#### OBJECTIVE
Copy the items word for word, starting with their first line and going on through the line that contains "arxiv-stamp: arXiv:1805.05345v1 [cs.CL]".

"""

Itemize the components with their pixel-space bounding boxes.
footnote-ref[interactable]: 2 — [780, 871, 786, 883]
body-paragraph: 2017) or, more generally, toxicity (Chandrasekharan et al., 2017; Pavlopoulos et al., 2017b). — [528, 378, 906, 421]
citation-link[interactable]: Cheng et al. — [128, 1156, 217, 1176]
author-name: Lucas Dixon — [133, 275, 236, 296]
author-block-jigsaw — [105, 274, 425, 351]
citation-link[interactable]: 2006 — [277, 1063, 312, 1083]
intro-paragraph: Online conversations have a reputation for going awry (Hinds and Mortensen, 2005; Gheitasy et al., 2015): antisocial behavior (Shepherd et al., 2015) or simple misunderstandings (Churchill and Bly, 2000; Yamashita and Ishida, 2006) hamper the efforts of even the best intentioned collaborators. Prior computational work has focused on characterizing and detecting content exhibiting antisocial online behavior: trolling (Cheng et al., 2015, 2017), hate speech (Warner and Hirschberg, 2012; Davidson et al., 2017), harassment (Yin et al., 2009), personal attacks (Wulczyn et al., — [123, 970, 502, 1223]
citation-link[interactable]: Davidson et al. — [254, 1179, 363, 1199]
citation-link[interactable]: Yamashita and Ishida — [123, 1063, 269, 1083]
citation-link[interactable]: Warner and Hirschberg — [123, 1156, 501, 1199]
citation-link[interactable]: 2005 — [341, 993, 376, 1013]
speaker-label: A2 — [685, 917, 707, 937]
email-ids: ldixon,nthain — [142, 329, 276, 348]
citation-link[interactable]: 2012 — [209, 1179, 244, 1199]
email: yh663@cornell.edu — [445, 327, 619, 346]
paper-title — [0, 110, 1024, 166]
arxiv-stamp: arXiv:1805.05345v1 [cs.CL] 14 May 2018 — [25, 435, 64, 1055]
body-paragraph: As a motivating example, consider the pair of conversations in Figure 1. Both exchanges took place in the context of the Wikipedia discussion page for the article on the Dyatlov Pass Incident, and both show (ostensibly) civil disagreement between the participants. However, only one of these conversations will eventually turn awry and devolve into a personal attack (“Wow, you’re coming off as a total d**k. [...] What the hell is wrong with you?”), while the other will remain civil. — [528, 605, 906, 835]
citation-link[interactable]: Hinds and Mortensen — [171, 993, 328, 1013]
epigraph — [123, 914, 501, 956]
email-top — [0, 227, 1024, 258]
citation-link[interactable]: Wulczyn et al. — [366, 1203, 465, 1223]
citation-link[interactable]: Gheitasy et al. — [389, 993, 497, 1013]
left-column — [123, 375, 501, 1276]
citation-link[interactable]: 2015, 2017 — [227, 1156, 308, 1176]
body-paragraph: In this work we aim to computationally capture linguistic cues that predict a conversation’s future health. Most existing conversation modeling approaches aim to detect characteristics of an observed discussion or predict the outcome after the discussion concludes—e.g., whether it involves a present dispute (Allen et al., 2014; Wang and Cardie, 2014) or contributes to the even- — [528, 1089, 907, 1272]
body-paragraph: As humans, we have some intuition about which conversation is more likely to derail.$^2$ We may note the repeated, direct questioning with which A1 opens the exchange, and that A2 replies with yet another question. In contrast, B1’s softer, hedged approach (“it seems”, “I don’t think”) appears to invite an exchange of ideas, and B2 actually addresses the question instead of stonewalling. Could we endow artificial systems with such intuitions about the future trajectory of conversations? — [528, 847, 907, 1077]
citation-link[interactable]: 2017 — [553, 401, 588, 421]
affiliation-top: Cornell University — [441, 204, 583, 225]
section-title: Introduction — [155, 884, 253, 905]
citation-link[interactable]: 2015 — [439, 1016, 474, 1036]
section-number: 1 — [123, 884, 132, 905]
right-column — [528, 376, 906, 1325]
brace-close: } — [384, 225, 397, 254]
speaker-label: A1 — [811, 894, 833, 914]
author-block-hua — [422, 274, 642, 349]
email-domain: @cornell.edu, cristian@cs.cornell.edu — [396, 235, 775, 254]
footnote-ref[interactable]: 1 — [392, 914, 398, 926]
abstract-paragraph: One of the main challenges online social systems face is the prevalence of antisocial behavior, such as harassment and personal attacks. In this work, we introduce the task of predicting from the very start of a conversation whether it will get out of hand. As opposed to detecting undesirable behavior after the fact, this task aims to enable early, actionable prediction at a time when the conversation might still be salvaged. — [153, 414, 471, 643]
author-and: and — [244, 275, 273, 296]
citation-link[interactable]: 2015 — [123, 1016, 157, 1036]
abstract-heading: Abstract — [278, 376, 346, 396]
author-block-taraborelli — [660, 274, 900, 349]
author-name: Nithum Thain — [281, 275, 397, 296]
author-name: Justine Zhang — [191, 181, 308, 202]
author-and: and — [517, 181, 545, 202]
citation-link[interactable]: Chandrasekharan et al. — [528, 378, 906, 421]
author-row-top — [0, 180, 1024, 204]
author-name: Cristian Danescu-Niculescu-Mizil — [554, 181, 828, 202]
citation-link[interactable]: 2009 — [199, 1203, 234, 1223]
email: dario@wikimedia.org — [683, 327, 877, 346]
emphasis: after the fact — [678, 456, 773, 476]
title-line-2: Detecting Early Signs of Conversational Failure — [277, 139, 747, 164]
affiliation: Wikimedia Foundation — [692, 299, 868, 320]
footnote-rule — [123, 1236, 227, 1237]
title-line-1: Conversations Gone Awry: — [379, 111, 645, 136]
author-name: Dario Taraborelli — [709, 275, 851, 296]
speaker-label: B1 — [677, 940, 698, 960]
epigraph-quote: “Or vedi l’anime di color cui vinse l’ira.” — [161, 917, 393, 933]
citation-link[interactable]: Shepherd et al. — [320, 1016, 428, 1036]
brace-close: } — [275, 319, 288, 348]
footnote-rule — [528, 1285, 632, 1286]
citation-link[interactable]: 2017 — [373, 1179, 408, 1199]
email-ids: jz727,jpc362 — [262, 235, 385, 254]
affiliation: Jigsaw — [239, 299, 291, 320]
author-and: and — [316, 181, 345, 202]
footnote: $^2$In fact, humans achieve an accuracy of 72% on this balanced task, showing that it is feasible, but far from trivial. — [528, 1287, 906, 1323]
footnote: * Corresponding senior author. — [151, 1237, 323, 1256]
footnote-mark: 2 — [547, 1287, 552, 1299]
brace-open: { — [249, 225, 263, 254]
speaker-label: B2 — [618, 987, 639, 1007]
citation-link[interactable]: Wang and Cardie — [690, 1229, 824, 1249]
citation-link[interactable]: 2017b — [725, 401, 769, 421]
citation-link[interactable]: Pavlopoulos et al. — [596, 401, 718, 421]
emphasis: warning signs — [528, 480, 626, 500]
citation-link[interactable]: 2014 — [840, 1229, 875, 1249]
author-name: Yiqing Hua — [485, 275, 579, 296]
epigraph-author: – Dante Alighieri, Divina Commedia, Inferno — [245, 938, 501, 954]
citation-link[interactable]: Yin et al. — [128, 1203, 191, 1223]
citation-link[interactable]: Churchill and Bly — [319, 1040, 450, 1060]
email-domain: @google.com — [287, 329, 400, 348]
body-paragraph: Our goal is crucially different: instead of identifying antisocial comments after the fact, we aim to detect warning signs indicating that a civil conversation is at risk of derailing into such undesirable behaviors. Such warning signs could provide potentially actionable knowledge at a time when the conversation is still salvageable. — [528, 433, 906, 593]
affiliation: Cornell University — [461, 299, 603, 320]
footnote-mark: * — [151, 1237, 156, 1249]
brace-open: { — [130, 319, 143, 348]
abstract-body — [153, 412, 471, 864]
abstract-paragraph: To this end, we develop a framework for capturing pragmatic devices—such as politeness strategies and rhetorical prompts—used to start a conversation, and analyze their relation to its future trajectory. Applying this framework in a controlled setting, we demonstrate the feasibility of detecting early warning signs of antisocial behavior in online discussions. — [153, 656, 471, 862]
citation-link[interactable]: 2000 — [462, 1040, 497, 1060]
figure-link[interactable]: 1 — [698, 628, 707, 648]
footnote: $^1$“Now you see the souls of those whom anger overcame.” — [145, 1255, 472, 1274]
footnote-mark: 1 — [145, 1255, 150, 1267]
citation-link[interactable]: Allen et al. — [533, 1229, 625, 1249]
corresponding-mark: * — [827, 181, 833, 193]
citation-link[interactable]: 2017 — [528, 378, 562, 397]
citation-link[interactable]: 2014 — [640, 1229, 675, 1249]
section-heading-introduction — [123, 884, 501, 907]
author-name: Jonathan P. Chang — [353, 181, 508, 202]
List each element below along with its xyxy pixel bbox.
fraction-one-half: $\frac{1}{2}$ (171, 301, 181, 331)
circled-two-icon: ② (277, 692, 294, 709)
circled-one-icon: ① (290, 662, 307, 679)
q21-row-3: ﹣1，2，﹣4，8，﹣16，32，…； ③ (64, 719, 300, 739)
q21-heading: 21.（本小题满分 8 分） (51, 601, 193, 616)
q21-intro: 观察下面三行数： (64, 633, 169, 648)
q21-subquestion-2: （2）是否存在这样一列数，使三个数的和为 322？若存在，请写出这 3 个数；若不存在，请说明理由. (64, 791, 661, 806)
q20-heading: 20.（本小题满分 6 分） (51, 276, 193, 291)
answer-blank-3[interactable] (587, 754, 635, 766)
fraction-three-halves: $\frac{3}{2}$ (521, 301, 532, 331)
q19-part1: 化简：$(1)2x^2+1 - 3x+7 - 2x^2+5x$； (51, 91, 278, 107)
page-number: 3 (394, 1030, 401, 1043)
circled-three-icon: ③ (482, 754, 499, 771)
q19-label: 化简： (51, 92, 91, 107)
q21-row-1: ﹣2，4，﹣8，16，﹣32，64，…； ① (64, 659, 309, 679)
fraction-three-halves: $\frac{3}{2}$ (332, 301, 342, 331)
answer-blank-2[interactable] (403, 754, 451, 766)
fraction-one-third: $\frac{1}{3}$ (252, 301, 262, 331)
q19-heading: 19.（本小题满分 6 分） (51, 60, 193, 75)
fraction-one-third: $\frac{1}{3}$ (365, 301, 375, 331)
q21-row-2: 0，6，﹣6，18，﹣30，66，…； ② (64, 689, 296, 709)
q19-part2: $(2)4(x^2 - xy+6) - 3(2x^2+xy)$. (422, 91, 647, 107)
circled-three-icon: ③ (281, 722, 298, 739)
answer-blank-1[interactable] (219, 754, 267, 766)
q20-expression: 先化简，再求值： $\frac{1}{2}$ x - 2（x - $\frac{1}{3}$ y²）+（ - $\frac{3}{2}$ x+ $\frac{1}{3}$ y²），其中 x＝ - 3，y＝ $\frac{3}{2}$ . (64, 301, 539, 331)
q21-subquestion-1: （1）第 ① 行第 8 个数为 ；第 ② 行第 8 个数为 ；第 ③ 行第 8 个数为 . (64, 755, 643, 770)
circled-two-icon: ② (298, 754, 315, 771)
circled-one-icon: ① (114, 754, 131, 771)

"""

#### FINISHED TASK
Itemize the components with their pixel-space bounding boxes.
footnote-ref[interactable]: 2 — [780, 871, 786, 883]
body-paragraph: 2017) or, more generally, toxicity (Chandrasekharan et al., 2017; Pavlopoulos et al., 2017b). — [528, 378, 906, 421]
citation-link[interactable]: Cheng et al. — [128, 1156, 217, 1176]
author-name: Lucas Dixon — [133, 275, 236, 296]
author-block-jigsaw — [105, 274, 425, 351]
citation-link[interactable]: 2006 — [277, 1063, 312, 1083]
intro-paragraph: Online conversations have a reputation for going awry (Hinds and Mortensen, 2005; Gheitasy et al., 2015): antisocial behavior (Shepherd et al., 2015) or simple misunderstandings (Churchill and Bly, 2000; Yamashita and Ishida, 2006) hamper the efforts of even the best intentioned collaborators. Prior computational work has focused on characterizing and detecting content exhibiting antisocial online behavior: trolling (Cheng et al., 2015, 2017), hate speech (Warner and Hirschberg, 2012; Davidson et al., 2017), harassment (Yin et al., 2009), personal attacks (Wulczyn et al., — [123, 970, 502, 1223]
citation-link[interactable]: Davidson et al. — [254, 1179, 363, 1199]
citation-link[interactable]: Yamashita and Ishida — [123, 1063, 269, 1083]
citation-link[interactable]: Warner and Hirschberg — [123, 1156, 501, 1199]
citation-link[interactable]: 2005 — [341, 993, 376, 1013]
speaker-label: A2 — [685, 917, 707, 937]
email-ids: ldixon,nthain — [142, 329, 276, 348]
citation-link[interactable]: 2012 — [209, 1179, 244, 1199]
email: yh663@cornell.edu — [445, 327, 619, 346]
paper-title — [0, 110, 1024, 166]
arxiv-stamp: arXiv:1805.05345v1 [cs.CL] 14 May 2018 — [25, 435, 64, 1055]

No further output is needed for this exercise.